Task requirements » Search the records below for the word "ylabel". Pull out each line that has it.

Records for the exercise »
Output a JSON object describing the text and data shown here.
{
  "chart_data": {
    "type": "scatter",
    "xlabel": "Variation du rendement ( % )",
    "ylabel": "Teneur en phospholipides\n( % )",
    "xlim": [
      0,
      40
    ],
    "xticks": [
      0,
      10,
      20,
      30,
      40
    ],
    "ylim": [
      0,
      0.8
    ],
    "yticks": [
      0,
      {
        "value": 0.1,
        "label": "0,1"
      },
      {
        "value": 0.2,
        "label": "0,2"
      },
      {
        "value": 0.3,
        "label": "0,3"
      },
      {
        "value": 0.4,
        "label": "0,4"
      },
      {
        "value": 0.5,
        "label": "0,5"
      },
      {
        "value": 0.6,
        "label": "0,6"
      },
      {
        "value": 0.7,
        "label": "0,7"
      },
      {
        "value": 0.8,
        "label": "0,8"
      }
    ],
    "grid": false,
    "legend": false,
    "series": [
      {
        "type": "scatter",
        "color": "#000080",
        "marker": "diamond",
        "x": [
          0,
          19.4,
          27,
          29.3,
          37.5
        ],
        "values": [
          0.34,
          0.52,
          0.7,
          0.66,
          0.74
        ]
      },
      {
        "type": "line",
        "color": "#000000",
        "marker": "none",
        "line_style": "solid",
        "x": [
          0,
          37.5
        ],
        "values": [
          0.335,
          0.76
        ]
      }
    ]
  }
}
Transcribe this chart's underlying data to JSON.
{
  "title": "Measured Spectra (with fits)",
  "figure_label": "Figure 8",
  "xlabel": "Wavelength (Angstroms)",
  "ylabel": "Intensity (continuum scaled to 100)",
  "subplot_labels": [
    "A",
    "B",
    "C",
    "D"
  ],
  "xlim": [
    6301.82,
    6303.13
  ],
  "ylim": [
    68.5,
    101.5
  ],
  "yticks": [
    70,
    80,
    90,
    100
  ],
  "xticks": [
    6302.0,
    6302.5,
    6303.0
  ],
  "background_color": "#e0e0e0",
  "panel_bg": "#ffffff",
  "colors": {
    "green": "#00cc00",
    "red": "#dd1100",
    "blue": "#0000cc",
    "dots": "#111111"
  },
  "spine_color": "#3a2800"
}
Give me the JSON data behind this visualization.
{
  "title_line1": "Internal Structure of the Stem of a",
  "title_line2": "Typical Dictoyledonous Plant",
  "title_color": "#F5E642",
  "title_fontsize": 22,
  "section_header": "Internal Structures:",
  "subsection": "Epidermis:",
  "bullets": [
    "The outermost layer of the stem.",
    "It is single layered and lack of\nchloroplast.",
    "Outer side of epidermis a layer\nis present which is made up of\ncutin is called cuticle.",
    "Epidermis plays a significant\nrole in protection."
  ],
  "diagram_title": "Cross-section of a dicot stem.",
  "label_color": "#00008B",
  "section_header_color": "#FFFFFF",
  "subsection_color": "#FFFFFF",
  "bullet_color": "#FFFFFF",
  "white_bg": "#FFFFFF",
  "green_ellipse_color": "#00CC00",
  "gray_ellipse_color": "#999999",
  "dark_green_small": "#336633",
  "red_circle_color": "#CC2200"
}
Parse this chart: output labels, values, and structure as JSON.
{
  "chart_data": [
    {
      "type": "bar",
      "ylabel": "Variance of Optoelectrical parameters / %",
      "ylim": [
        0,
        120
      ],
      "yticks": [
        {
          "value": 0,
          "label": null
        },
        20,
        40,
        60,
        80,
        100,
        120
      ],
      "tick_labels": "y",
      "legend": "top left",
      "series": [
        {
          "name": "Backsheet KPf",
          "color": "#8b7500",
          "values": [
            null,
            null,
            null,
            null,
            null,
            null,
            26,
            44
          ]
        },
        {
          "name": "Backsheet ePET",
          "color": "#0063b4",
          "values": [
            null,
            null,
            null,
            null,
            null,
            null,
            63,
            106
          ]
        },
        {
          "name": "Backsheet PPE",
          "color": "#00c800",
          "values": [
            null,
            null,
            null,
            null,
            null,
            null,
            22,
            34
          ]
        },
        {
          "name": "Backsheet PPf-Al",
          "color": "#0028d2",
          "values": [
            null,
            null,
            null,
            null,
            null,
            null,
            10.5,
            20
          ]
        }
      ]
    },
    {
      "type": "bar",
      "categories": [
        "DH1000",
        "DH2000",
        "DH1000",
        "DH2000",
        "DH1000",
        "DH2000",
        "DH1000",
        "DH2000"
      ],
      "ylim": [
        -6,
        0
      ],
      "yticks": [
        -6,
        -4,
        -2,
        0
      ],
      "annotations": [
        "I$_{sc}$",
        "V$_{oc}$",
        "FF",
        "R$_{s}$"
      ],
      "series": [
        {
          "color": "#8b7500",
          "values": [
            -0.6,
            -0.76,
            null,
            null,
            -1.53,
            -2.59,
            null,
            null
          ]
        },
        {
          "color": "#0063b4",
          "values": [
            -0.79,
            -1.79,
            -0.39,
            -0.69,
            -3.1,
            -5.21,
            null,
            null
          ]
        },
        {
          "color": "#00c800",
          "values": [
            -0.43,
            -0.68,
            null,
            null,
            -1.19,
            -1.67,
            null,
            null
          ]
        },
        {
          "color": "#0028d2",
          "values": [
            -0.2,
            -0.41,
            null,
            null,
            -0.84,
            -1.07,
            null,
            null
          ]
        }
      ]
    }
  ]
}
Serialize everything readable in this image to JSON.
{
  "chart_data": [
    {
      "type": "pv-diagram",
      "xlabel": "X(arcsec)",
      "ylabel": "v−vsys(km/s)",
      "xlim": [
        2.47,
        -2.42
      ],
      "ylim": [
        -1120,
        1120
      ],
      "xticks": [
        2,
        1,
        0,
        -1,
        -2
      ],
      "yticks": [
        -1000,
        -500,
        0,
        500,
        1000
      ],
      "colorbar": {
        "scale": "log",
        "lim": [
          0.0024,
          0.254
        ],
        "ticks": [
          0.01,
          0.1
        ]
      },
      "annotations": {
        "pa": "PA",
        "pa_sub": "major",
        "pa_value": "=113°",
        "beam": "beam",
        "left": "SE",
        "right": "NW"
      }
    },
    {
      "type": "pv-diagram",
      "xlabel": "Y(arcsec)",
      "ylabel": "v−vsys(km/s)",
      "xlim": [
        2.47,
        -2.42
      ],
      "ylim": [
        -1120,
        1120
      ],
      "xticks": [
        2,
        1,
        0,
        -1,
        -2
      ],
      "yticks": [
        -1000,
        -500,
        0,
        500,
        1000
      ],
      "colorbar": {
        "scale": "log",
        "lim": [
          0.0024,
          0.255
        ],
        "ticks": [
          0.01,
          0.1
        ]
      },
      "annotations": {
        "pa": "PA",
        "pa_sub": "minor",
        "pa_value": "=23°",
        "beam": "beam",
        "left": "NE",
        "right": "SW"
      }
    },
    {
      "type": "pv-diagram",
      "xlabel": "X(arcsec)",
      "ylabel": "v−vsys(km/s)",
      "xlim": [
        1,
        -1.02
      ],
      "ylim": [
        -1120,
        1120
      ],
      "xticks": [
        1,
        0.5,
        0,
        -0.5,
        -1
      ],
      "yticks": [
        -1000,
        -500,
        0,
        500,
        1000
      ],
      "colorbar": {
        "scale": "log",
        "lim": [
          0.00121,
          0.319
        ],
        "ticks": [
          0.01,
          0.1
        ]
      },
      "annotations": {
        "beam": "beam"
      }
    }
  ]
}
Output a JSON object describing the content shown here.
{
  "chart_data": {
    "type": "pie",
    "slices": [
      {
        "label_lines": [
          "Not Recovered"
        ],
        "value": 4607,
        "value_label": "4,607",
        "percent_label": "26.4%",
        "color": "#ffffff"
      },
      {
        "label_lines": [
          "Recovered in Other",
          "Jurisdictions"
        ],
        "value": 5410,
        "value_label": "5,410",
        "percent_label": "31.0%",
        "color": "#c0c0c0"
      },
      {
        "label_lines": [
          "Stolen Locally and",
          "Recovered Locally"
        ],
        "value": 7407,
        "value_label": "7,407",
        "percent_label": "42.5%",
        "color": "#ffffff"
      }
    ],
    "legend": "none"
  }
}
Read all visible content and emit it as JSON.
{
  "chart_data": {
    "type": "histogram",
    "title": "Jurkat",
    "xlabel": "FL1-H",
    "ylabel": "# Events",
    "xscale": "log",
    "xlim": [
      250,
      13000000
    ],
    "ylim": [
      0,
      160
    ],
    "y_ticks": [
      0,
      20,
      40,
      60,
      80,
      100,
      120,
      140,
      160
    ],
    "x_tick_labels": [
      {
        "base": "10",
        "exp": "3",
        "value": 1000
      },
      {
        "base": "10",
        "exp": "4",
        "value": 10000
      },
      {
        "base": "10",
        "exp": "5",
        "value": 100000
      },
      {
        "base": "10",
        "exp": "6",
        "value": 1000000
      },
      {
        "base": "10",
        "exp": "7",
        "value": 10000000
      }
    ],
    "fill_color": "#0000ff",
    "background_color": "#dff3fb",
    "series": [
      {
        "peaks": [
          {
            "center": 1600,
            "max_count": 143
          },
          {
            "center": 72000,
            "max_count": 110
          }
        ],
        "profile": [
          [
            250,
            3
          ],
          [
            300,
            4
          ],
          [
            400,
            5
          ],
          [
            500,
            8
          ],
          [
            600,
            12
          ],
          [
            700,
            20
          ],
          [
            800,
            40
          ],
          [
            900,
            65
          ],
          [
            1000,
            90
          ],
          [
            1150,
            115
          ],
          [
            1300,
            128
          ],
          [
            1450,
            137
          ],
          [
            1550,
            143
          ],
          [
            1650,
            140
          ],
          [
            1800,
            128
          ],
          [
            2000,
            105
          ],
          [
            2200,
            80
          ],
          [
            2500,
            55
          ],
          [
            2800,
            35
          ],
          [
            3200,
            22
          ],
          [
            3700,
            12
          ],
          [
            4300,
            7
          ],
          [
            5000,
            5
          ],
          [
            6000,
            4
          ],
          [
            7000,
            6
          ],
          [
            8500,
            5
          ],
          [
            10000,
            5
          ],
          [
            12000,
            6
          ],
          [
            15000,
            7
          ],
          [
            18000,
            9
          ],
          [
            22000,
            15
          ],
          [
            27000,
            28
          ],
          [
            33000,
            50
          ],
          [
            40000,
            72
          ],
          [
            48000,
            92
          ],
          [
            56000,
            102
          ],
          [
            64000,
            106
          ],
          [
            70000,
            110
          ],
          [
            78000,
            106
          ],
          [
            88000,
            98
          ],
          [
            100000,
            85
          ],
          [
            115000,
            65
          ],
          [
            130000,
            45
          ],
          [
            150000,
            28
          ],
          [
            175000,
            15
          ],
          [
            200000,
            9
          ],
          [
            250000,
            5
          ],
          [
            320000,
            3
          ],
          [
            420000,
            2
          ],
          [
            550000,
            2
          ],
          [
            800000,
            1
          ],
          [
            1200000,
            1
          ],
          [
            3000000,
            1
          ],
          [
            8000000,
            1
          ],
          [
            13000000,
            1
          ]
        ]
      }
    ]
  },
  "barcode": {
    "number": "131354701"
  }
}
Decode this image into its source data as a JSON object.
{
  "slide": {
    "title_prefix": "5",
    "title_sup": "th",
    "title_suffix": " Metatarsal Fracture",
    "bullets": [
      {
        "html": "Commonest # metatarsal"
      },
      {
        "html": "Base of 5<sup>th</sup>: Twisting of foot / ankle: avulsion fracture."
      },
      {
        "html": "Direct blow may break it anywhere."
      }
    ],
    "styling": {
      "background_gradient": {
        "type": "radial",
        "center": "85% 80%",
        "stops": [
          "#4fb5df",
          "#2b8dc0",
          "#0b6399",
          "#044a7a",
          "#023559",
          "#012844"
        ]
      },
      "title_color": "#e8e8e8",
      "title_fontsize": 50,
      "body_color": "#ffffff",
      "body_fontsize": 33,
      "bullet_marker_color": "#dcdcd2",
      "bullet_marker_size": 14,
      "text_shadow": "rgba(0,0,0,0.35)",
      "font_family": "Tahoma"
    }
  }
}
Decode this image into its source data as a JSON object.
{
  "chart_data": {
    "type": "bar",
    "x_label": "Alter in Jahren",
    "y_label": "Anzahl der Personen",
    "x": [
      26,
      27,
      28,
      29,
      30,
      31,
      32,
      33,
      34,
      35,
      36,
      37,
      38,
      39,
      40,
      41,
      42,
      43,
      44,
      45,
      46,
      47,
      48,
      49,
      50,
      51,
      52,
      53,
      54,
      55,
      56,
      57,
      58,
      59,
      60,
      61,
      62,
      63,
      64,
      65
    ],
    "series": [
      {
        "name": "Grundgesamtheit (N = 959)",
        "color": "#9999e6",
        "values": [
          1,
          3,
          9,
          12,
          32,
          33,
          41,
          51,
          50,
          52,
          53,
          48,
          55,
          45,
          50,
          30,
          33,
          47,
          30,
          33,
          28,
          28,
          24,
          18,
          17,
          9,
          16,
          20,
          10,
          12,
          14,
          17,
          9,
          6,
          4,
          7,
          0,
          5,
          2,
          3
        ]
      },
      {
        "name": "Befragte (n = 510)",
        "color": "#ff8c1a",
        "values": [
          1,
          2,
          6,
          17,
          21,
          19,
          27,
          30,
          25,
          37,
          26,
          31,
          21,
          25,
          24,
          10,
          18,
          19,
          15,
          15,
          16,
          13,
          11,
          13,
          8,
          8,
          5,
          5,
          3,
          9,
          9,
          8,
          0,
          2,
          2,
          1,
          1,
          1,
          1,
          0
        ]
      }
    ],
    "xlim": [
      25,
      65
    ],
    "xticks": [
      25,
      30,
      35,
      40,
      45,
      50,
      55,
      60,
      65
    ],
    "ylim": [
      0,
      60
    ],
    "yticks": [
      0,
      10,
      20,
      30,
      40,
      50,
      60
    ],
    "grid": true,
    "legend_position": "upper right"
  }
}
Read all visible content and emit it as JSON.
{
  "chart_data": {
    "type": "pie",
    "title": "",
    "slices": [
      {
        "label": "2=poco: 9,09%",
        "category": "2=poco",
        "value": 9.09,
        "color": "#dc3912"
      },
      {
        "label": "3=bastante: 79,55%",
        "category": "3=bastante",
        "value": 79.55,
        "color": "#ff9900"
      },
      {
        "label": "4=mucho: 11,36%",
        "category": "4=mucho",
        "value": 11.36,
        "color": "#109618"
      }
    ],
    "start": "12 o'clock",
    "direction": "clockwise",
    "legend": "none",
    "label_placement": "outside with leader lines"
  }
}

Result of this exercise »
    "ylabel": "Teneur en phospholipides\n( % )",
  "ylabel": "Intensity (continuum scaled to 100)",
      "ylabel": "Variance of Optoelectrical parameters / %",
      "ylabel": "v−vsys(km/s)",
      "ylabel": "v−vsys(km/s)",
      "ylabel": "v−vsys(km/s)",
    "ylabel": "# Events",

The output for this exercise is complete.